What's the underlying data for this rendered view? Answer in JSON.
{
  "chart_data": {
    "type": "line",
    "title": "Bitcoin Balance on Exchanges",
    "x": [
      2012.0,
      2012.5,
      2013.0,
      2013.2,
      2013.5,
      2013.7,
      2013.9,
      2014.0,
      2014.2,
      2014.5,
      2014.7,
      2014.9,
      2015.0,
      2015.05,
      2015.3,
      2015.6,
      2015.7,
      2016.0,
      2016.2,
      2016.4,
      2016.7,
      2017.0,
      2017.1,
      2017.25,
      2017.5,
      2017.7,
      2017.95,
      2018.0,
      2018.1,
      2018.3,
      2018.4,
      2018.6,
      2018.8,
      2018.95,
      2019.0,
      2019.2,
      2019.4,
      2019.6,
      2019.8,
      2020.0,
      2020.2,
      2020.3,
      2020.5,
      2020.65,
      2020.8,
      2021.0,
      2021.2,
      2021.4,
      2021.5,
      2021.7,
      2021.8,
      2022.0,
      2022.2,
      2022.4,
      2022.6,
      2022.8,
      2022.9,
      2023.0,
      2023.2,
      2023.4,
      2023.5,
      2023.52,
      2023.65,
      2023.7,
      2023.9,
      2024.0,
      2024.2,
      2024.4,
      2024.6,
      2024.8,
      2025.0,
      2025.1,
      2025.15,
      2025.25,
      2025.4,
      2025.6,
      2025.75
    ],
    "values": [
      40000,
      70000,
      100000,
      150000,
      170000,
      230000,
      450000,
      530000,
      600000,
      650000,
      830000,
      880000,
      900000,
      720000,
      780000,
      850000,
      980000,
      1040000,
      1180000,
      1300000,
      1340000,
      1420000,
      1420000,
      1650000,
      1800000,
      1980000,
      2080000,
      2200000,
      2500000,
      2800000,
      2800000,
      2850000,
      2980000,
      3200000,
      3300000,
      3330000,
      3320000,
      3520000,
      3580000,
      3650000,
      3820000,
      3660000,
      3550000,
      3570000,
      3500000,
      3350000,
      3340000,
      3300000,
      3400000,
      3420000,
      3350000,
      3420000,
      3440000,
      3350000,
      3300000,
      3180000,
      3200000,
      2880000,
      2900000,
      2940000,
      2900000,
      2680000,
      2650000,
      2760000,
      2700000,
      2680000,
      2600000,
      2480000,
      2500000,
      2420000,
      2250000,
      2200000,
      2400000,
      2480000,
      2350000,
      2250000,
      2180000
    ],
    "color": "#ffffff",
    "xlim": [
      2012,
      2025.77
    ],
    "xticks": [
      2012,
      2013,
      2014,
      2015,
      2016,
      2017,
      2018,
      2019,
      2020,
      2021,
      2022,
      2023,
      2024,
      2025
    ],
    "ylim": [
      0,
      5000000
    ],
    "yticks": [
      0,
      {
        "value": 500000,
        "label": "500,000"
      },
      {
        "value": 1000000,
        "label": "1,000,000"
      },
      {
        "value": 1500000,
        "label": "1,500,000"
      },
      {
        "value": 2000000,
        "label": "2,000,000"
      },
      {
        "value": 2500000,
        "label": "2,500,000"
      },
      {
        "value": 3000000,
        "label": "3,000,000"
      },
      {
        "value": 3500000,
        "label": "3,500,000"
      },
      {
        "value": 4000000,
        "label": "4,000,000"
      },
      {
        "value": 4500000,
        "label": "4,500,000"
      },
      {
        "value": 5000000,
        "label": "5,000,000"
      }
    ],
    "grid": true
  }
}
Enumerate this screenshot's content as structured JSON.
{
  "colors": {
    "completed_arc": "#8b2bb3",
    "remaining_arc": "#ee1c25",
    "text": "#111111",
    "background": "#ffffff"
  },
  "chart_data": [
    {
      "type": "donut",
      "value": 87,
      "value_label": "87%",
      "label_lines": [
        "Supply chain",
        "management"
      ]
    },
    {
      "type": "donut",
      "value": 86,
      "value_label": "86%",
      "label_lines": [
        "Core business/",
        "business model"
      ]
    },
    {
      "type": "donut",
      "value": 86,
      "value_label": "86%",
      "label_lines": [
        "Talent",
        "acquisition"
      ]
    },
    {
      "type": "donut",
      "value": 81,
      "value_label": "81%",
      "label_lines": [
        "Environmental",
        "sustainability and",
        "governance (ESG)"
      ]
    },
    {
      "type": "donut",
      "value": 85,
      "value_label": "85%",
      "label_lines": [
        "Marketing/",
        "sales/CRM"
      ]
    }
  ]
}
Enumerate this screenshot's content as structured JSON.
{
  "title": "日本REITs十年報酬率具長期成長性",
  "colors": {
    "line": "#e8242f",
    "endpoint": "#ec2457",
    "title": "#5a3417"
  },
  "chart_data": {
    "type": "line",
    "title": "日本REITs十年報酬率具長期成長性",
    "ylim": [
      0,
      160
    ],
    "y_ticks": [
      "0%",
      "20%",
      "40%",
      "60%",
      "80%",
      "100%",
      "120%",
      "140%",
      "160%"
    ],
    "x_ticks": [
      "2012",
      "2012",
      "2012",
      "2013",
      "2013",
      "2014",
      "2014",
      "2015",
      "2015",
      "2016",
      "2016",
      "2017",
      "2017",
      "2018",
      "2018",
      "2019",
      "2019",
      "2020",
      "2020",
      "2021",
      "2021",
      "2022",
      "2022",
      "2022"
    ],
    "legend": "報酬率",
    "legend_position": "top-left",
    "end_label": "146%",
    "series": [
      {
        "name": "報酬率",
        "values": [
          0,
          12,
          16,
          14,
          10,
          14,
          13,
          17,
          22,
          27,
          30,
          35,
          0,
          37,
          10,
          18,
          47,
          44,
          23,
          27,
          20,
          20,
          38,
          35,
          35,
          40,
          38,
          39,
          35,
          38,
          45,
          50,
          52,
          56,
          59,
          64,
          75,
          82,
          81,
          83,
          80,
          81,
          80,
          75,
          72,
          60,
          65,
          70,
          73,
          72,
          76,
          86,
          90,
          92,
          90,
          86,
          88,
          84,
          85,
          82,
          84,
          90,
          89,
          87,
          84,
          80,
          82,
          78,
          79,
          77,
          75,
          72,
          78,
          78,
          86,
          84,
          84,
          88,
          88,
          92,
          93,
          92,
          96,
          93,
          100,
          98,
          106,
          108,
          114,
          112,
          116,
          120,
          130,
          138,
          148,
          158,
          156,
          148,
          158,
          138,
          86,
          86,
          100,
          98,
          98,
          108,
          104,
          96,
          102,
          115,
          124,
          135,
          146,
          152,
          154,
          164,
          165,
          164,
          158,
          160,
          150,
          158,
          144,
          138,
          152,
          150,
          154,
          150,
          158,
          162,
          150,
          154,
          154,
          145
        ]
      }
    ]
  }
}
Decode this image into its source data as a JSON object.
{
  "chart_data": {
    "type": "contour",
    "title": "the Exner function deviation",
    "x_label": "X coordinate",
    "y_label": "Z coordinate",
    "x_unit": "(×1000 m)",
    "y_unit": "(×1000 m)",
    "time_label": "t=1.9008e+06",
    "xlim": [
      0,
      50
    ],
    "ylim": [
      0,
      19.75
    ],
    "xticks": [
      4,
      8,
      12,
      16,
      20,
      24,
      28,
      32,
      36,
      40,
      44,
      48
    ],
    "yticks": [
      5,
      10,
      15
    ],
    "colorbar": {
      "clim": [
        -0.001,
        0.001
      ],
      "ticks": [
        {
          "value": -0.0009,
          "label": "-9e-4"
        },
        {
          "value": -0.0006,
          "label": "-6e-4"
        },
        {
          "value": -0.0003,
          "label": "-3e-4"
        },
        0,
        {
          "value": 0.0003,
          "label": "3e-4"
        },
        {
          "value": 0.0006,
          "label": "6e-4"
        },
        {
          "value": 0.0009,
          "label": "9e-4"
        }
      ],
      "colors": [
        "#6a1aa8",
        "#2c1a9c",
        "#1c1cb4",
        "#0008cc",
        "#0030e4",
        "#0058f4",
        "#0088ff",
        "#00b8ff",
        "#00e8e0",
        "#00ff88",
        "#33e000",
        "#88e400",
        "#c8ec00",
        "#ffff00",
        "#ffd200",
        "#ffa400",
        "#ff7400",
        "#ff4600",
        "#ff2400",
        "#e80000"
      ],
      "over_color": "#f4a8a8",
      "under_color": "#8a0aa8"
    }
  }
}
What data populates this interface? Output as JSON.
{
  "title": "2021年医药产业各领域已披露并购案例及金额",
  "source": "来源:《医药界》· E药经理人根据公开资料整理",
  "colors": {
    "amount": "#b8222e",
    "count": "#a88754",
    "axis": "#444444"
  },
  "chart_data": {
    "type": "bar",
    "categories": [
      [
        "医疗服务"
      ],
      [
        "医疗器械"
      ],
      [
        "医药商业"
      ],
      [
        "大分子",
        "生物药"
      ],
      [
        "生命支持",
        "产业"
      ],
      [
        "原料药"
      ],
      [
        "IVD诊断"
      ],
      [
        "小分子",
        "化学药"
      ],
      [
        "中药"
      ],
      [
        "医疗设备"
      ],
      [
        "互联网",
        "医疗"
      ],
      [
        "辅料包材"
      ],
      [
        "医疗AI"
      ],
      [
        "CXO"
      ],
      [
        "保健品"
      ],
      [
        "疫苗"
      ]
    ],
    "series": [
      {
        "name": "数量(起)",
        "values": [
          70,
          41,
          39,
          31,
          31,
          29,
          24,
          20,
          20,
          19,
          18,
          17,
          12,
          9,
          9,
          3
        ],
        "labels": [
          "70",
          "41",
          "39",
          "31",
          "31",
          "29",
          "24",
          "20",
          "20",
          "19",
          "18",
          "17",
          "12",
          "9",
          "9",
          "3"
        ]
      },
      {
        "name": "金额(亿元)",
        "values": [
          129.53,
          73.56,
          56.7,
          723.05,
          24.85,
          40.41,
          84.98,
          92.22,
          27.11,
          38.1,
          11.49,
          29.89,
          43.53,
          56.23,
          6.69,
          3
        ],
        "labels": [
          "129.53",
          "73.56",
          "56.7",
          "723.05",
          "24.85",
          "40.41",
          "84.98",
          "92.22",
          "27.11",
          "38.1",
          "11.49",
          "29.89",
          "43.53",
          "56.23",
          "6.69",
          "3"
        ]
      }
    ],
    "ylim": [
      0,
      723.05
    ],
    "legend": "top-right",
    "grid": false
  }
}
★ ★ ★
# [DESCRIPTION OF THE TASK]
Show, from the listing above, each line that contains the word "this".

# [EXERCISE SOLUTION]
What's the underlying data for this rendered view? Answer in JSON.
Enumerate this screenshot's content as structured JSON.
Enumerate this screenshot's content as structured JSON.
Decode this image into its source data as a JSON object.
What data populates this interface? Output as JSON.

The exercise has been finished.